==== DATA PROVIDED ====

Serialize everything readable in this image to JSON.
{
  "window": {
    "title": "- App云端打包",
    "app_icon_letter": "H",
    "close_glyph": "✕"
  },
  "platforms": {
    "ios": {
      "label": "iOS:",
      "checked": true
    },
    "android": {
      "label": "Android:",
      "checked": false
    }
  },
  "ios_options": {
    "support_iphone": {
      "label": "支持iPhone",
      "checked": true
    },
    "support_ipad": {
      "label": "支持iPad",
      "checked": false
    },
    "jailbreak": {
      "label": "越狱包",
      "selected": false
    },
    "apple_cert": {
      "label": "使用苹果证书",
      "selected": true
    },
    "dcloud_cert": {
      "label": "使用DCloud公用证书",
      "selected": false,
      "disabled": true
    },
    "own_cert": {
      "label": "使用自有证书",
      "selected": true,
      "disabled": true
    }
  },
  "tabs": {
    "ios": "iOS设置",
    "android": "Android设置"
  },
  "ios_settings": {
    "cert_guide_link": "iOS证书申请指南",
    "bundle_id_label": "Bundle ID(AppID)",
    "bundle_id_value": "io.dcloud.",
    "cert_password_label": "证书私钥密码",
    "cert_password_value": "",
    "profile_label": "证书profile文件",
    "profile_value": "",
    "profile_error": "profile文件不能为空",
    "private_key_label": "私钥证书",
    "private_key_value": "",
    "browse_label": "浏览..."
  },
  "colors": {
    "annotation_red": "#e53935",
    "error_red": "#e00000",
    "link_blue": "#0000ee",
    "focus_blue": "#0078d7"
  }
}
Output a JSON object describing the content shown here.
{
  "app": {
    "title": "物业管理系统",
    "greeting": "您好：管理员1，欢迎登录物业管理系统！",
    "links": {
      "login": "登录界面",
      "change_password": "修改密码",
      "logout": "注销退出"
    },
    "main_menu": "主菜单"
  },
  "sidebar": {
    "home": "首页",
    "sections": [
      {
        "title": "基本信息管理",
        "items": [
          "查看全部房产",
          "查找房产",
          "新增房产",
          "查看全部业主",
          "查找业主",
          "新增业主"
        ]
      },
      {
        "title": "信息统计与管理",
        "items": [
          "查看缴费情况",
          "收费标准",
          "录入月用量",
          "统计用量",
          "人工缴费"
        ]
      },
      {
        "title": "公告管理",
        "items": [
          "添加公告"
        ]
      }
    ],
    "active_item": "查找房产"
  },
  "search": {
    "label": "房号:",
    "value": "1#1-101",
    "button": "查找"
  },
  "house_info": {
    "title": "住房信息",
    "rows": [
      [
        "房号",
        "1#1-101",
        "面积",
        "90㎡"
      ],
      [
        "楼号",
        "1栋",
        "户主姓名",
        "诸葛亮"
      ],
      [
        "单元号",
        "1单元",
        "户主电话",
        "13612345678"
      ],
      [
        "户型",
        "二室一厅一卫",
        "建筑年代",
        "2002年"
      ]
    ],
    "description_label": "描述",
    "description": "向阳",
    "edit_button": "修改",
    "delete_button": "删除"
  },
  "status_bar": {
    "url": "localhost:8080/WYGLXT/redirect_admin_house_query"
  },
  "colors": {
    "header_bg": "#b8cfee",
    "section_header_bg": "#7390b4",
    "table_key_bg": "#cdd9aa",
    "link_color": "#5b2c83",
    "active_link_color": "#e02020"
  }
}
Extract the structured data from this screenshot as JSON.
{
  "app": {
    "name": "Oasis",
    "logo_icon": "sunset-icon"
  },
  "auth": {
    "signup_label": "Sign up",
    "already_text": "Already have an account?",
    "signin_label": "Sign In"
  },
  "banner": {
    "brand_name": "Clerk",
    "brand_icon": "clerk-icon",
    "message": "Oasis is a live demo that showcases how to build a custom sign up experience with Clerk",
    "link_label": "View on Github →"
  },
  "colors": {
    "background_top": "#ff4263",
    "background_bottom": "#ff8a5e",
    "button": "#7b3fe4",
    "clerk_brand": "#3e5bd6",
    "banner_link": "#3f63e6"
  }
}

====

-- GOAL --
Locate the line that contains "Extract the structured". Repeat it and every line after it, up to and including the final line, exactly.

-- OUTPUT OF THE EXERCISE --
Extract the structured data from this screenshot as JSON.
{
  "app": {
    "name": "Oasis",
    "logo_icon": "sunset-icon"
  },
  "auth": {
    "signup_label": "Sign up",
    "already_text": "Already have an account?",
    "signin_label": "Sign In"
  },
  "banner": {
    "brand_name": "Clerk",
    "brand_icon": "clerk-icon",
    "message": "Oasis is a live demo that showcases how to build a custom sign up experience with Clerk",
    "link_label": "View on Github →"
  },
  "colors": {
    "background_top": "#ff4263",
    "background_bottom": "#ff8a5e",
    "button": "#7b3fe4",
    "clerk_brand": "#3e5bd6",
    "banner_link": "#3f63e6"
  }
}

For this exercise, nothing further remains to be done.